-------- Records for this task

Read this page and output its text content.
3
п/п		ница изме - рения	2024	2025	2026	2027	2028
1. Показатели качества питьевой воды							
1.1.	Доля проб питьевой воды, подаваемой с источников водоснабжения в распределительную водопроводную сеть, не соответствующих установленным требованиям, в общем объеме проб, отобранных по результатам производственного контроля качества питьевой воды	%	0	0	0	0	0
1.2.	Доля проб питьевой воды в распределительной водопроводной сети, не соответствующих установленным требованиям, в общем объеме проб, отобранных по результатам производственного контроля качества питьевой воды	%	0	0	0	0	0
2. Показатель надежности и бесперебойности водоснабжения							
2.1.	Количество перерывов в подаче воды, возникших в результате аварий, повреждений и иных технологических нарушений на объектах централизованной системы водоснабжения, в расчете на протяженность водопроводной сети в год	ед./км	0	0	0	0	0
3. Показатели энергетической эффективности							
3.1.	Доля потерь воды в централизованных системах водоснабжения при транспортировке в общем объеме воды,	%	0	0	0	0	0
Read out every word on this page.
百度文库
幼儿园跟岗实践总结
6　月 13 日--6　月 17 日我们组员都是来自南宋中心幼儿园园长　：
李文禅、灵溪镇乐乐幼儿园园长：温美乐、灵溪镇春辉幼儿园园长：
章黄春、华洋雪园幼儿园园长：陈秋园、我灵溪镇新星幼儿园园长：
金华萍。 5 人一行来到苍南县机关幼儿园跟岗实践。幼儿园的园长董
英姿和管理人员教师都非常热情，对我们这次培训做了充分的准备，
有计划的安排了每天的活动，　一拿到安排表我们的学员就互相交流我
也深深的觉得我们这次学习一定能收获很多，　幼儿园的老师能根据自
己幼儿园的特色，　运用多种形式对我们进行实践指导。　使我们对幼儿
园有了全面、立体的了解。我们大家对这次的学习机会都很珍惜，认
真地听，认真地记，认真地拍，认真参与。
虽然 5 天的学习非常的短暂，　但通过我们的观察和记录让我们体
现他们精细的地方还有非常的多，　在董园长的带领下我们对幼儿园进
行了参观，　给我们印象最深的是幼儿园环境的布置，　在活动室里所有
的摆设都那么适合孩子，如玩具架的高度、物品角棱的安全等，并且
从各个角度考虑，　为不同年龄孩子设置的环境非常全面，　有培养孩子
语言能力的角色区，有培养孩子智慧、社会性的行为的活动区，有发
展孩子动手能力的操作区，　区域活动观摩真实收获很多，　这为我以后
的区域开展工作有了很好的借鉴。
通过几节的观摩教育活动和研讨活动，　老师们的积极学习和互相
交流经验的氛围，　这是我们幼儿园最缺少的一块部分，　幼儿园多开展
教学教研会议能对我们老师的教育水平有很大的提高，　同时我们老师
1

----------------

Retype all the records, matching them exactly.

Read this page and output its text content.
3
п/п		ница изме - рения	2024	2025	2026	2027	2028
1. Показатели качества питьевой воды							
1.1.	Доля проб питьевой воды, подаваемой с источников водоснабжения в распределительную водопроводную сеть, не соответствующих установленным требованиям, в общем объеме проб, отобранных по результатам производственного контроля качества питьевой воды	%	0	0	0	0	0
1.2.	Доля проб питьевой воды в распределительной водопроводной сети, не соответствующих установленным требованиям, в общем объеме проб, отобранных по результатам производственного контроля качества питьевой воды	%	0	0	0	0	0
2. Показатель надежности и бесперебойности водоснабжения							
2.1.	Количество перерывов в подаче воды, возникших в результате аварий, повреждений и иных технологических нарушений на объектах централизованной системы водоснабжения, в расчете на протяженность водопроводной сети в год	ед./км	0	0	0	0	0
3. Показатели энергетической эффективности							
3.1.	Доля потерь воды в централизованных системах водоснабжения при транспортировке в общем объеме воды,	%	0	0	0	0	0
Read out every word on this page.
百度文库
幼儿园跟岗实践总结
6　月 13 日--6　月 17 日我们组员都是来自南宋中心幼儿园园长　：
李文禅、灵溪镇乐乐幼儿园园长：温美乐、灵溪镇春辉幼儿园园长：
章黄春、华洋雪园幼儿园园长：陈秋园、我灵溪镇新星幼儿园园长：
金华萍。 5 人一行来到苍南县机关幼儿园跟岗实践。幼儿园的园长董
英姿和管理人员教师都非常热情，对我们这次培训做了充分的准备，
有计划的安排了每天的活动，　一拿到安排表我们的学员就互相交流我
也深深的觉得我们这次学习一定能收获很多，　幼儿园的老师能根据自
己幼儿园的特色，　运用多种形式对我们进行实践指导。　使我们对幼儿
园有了全面、立体的了解。我们大家对这次的学习机会都很珍惜，认
真地听，认真地记，认真地拍，认真参与。
虽然 5 天的学习非常的短暂，　但通过我们的观察和记录让我们体
现他们精细的地方还有非常的多，　在董园长的带领下我们对幼儿园进
行了参观，　给我们印象最深的是幼儿园环境的布置，　在活动室里所有
的摆设都那么适合孩子，如玩具架的高度、物品角棱的安全等，并且
从各个角度考虑，　为不同年龄孩子设置的环境非常全面，　有培养孩子
语言能力的角色区，有培养孩子智慧、社会性的行为的活动区，有发
展孩子动手能力的操作区，　区域活动观摩真实收获很多，　这为我以后
的区域开展工作有了很好的借鉴。
通过几节的观摩教育活动和研讨活动，　老师们的积极学习和互相
交流经验的氛围，　这是我们幼儿园最缺少的一块部分，　幼儿园多开展
教学教研会议能对我们老师的教育水平有很大的提高，　同时我们老师
1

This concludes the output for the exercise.